Exactly reproduce each line of the listing that follows.

◆ **Data for processing**
* BEGIN *

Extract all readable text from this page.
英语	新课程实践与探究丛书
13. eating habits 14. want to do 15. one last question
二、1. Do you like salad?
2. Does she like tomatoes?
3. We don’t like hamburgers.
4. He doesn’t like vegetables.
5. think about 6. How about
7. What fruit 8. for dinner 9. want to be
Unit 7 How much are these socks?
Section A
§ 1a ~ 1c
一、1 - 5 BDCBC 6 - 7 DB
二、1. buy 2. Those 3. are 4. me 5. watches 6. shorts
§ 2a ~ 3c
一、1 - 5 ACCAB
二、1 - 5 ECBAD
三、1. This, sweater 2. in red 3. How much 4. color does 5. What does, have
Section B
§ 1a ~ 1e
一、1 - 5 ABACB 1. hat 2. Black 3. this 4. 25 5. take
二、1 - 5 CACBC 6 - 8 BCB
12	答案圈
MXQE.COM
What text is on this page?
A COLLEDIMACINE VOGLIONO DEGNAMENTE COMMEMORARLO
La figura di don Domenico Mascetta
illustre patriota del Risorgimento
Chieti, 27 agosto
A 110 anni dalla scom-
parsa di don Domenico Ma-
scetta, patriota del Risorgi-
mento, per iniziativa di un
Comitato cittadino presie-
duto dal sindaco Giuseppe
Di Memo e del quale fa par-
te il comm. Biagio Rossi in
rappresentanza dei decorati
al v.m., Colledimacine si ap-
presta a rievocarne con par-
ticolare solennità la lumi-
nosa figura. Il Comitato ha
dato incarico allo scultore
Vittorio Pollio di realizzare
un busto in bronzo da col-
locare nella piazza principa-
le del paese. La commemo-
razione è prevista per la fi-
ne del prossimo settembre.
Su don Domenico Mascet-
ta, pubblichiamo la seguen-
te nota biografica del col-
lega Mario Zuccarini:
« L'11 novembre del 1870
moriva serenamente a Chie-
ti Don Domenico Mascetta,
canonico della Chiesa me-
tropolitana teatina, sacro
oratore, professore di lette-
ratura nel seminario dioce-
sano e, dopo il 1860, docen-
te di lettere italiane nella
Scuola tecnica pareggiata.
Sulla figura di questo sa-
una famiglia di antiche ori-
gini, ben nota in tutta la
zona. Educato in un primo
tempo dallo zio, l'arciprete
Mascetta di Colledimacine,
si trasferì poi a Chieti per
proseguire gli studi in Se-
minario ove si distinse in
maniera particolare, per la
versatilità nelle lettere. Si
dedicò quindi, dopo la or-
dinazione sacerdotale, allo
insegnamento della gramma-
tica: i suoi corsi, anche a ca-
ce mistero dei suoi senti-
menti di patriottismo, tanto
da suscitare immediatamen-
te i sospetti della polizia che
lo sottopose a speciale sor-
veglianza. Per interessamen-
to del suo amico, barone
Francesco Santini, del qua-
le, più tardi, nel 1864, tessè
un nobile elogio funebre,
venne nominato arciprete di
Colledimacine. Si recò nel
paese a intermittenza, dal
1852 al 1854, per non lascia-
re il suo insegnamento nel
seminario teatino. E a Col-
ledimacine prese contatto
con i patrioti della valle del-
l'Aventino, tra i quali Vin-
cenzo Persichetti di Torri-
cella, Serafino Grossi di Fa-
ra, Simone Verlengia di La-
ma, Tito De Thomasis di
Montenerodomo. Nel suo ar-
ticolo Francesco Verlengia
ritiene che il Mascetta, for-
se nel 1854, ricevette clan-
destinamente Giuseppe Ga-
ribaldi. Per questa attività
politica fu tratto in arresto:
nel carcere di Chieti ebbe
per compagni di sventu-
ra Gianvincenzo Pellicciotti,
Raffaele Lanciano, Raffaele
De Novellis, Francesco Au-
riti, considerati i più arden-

* END *

◆ **The reply**
Extract all readable text from this page.
英语	新课程实践与探究丛书
13. eating habits 14. want to do 15. one last question
二、1. Do you like salad?
2. Does she like tomatoes?
3. We don’t like hamburgers.
4. He doesn’t like vegetables.
5. think about 6. How about
7. What fruit 8. for dinner 9. want to be
Unit 7 How much are these socks?
Section A
§ 1a ~ 1c
一、1 - 5 BDCBC 6 - 7 DB
二、1. buy 2. Those 3. are 4. me 5. watches 6. shorts
§ 2a ~ 3c
一、1 - 5 ACCAB
二、1 - 5 ECBAD
三、1. This, sweater 2. in red 3. How much 4. color does 5. What does, have
Section B
§ 1a ~ 1e
一、1 - 5 ABACB 1. hat 2. Black 3. this 4. 25 5. take
二、1 - 5 CACBC 6 - 8 BCB
12	答案圈
MXQE.COM
What text is on this page?
A COLLEDIMACINE VOGLIONO DEGNAMENTE COMMEMORARLO
La figura di don Domenico Mascetta
illustre patriota del Risorgimento
Chieti, 27 agosto
A 110 anni dalla scom-
parsa di don Domenico Ma-
scetta, patriota del Risorgi-
mento, per iniziativa di un
Comitato cittadino presie-
duto dal sindaco Giuseppe
Di Memo e del quale fa par-
te il comm. Biagio Rossi in
rappresentanza dei decorati
al v.m., Colledimacine si ap-
presta a rievocarne con par-
ticolare solennità la lumi-
nosa figura. Il Comitato ha
dato incarico allo scultore
Vittorio Pollio di realizzare
un busto in bronzo da col-
locare nella piazza principa-
le del paese. La commemo-
razione è prevista per la fi-
ne del prossimo settembre.
Su don Domenico Mascet-
ta, pubblichiamo la seguen-
te nota biografica del col-
lega Mario Zuccarini:
« L'11 novembre del 1870
moriva serenamente a Chie-
ti Don Domenico Mascetta,
canonico della Chiesa me-
tropolitana teatina, sacro
oratore, professore di lette-
ratura nel seminario dioce-
sano e, dopo il 1860, docen-
te di lettere italiane nella
Scuola tecnica pareggiata.
Sulla figura di questo sa-
una famiglia di antiche ori-
gini, ben nota in tutta la
zona. Educato in un primo
tempo dallo zio, l'arciprete
Mascetta di Colledimacine,
si trasferì poi a Chieti per
proseguire gli studi in Se-
minario ove si distinse in
maniera particolare, per la
versatilità nelle lettere. Si
dedicò quindi, dopo la or-
dinazione sacerdotale, allo
insegnamento della gramma-
tica: i suoi corsi, anche a ca-
ce mistero dei suoi senti-
menti di patriottismo, tanto
da suscitare immediatamen-
te i sospetti della polizia che
lo sottopose a speciale sor-
veglianza. Per interessamen-
to del suo amico, barone
Francesco Santini, del qua-
le, più tardi, nel 1864, tessè
un nobile elogio funebre,
venne nominato arciprete di
Colledimacine. Si recò nel
paese a intermittenza, dal
1852 al 1854, per non lascia-
re il suo insegnamento nel
seminario teatino. E a Col-
ledimacine prese contatto
con i patrioti della valle del-
l'Aventino, tra i quali Vin-
cenzo Persichetti di Torri-
cella, Serafino Grossi di Fa-
ra, Simone Verlengia di La-
ma, Tito De Thomasis di
Montenerodomo. Nel suo ar-
ticolo Francesco Verlengia
ritiene che il Mascetta, for-
se nel 1854, ricevette clan-
destinamente Giuseppe Ga-
ribaldi. Per questa attività
politica fu tratto in arresto:
nel carcere di Chieti ebbe
per compagni di sventu-
ra Gianvincenzo Pellicciotti,
Raffaele Lanciano, Raffaele
De Novellis, Francesco Au-
riti, considerati i più arden-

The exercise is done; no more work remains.